Document segment >>
++++++++

I had considered this but I felt that it is better readable this way.

> ======
> src/include/replication/reorderbuffer.h
>
> 7.
> + /* should we try to filter the change? */
> + bool can_filter_change;
> +
> + /* number of changes after a failed attempt at filtering */
> + int8 unfiltered_changes_count;
> +
>
> The potential renaming of that 'can_filter_change' field to something
> better is still an open item IMO [2-#8] pending consensus on what a
> better name for this might be.
>
I haven't changed this.


On Sun, Feb 23, 2025 at 2:19 PM Peter Smith <smithpb2250@gmail.com> wrote:
>
> Hi Ajin,
>
> Some review comments for v14-0002.
>
> ======
> src/backend/replication/logical/decode.c
>
> 1.
> There is lots of nearly duplicate code checking to see if a change is filterable
>
> DecodeInsert:
> + /*
> + * When filtering changes, determine if the relation associated with the change
> + * can be skipped. This could be because the relation is unlogged or because
> + * the plugin has opted to exclude this relation from decoding.

++++++++

Records shown >>
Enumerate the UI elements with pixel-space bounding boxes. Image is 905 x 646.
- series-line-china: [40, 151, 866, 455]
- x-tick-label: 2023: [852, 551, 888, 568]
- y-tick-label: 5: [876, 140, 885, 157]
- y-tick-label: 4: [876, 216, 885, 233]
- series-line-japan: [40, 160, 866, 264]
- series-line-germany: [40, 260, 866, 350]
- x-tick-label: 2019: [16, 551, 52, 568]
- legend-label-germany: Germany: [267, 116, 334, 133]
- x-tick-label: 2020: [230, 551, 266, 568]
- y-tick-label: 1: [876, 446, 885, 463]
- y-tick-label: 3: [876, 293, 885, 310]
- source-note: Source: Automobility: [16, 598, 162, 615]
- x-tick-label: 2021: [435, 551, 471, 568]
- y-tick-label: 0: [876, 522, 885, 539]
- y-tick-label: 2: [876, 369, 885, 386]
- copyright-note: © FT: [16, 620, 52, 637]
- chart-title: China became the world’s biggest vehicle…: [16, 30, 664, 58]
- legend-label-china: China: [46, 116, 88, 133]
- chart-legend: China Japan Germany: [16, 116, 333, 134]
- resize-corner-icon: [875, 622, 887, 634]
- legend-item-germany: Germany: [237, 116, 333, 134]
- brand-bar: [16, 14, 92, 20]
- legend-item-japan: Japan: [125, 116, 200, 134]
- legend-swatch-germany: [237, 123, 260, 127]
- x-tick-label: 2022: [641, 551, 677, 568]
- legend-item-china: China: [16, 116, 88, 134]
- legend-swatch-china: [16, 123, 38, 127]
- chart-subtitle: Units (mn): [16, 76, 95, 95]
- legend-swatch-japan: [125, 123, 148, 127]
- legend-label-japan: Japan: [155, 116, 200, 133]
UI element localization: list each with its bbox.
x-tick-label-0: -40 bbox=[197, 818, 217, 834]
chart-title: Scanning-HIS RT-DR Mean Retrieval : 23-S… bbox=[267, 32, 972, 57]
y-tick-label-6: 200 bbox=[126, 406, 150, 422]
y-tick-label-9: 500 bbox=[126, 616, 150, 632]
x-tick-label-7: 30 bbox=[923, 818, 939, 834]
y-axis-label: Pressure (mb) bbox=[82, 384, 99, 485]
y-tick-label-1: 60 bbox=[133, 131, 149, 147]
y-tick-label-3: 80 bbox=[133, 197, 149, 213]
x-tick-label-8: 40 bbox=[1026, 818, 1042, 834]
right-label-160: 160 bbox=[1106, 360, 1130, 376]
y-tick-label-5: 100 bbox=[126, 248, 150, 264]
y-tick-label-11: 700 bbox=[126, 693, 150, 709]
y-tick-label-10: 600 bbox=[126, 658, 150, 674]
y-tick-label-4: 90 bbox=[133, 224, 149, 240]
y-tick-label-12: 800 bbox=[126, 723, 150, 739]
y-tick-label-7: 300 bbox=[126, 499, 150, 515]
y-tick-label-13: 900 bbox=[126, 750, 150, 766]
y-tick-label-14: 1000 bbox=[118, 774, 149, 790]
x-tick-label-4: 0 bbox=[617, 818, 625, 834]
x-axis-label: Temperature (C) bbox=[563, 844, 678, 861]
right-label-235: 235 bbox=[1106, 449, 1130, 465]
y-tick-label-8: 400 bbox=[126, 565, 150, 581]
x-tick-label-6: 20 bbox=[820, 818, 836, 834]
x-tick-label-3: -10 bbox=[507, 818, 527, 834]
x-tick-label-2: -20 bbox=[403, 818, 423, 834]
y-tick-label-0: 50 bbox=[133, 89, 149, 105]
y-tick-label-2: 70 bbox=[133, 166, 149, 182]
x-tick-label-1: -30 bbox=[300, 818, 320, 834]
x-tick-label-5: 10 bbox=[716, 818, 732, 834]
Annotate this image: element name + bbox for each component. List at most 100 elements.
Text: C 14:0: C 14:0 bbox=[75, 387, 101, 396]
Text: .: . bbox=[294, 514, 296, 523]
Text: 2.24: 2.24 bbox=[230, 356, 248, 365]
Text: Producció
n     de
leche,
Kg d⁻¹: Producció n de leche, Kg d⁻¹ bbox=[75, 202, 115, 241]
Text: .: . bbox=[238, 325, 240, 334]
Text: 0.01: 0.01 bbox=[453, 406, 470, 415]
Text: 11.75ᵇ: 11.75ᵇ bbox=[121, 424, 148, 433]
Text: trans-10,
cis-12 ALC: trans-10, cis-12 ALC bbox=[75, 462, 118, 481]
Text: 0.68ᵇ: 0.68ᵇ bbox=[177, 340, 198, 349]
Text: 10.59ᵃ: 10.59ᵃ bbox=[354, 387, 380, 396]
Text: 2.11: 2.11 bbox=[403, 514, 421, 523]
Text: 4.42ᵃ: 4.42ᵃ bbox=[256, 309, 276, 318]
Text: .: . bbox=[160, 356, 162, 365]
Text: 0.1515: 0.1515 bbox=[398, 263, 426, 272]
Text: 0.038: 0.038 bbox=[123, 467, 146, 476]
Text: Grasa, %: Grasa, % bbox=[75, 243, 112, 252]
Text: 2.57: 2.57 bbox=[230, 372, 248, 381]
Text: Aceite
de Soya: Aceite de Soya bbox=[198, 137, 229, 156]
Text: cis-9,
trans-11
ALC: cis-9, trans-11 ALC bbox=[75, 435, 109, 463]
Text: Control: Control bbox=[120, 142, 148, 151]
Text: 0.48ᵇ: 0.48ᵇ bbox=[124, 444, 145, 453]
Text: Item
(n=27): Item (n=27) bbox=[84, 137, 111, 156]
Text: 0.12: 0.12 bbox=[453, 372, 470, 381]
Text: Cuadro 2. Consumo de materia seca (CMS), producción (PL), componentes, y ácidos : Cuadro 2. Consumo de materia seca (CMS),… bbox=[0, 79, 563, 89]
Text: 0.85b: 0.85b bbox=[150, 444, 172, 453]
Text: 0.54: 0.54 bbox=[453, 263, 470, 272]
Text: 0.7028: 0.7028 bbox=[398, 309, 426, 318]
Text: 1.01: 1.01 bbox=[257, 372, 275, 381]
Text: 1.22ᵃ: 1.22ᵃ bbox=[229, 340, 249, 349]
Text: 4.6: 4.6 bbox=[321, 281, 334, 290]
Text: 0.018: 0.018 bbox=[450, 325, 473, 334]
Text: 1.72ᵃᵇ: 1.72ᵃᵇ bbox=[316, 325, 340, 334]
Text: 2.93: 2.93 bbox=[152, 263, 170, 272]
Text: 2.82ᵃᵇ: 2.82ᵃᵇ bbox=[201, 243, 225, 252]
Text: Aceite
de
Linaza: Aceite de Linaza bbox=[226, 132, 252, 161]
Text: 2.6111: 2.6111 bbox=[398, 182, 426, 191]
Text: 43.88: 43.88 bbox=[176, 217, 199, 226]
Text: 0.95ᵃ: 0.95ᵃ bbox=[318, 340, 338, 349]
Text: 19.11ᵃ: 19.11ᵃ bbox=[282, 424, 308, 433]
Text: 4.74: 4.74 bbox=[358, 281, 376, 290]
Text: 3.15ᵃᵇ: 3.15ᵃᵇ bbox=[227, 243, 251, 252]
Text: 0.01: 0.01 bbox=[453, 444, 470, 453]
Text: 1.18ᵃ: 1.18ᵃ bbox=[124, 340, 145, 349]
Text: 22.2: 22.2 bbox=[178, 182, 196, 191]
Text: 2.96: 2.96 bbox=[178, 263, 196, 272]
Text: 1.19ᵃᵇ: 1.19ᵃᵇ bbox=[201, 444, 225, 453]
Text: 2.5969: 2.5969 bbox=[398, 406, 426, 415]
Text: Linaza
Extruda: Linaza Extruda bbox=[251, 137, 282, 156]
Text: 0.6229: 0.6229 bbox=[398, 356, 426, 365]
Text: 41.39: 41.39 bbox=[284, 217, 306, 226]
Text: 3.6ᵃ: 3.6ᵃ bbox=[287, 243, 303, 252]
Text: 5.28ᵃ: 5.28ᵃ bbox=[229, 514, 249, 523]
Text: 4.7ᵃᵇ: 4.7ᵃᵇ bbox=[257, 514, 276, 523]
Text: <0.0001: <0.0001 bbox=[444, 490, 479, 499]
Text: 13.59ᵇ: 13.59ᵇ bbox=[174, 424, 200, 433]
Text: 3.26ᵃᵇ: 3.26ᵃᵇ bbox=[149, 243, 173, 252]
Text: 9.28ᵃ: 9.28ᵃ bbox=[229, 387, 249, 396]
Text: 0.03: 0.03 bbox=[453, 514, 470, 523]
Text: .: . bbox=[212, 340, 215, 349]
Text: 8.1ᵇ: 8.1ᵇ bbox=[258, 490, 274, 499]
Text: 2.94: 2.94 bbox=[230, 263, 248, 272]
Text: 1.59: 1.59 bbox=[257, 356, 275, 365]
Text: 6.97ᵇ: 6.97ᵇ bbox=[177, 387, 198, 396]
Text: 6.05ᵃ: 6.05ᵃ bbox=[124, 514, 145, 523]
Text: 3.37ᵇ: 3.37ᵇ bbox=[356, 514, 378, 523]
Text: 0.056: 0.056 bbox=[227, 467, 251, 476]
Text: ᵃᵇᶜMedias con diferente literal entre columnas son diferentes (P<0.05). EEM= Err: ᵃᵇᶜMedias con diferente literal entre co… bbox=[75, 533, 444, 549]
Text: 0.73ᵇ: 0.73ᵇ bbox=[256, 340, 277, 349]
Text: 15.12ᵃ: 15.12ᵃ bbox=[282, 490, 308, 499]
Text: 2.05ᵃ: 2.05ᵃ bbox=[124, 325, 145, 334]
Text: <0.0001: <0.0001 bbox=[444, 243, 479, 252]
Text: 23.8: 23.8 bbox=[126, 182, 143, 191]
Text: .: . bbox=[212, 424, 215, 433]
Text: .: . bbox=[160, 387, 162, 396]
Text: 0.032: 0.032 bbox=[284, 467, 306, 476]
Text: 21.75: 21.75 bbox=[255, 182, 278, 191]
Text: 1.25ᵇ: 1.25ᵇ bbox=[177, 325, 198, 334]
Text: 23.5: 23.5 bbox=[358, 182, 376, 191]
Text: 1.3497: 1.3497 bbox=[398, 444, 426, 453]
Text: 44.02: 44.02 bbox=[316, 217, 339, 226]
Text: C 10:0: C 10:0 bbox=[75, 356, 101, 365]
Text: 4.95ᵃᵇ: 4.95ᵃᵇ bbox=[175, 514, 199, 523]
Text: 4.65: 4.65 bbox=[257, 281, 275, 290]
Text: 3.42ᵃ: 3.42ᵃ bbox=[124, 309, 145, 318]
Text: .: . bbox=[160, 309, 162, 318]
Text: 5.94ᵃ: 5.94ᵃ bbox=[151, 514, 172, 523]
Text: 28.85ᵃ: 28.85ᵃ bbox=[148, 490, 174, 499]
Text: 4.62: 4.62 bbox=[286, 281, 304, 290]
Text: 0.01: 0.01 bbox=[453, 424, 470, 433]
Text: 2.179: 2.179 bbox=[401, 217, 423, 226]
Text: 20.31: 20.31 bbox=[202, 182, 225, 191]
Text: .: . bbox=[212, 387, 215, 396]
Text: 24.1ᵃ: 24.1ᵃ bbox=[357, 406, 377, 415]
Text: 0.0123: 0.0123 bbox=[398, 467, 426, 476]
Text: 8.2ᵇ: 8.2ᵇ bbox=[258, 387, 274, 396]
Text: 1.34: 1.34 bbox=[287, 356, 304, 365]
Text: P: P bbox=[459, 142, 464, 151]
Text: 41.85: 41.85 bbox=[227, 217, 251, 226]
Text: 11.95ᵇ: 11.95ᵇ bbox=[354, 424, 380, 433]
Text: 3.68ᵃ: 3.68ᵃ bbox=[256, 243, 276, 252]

++++++++

To do >>
a: Answer these questions from the review thread, each on its own line:
(i) What data type is declared for `unfiltered_changes_count`?
(ii) Which patch version are the review comments sent on Sun, Feb 23, 2025 about?
(iii) According to the DecodeInsert comment, what two reasons could allow the relation tied to a change to be skipped?
b: Rewrite the paragraph in the review thread that begins "The potential renaming of that" as one shorter sentence that keeps its main facts.

The solutions >>
a:
(i) int8
(ii) v14-0002
(iii) The relation is unlogged, or the plugin has opted to exclude it from decoding.

b: In the reviewer's view, renaming the 'can_filter_change' field is still an open item until there is consensus on a better name.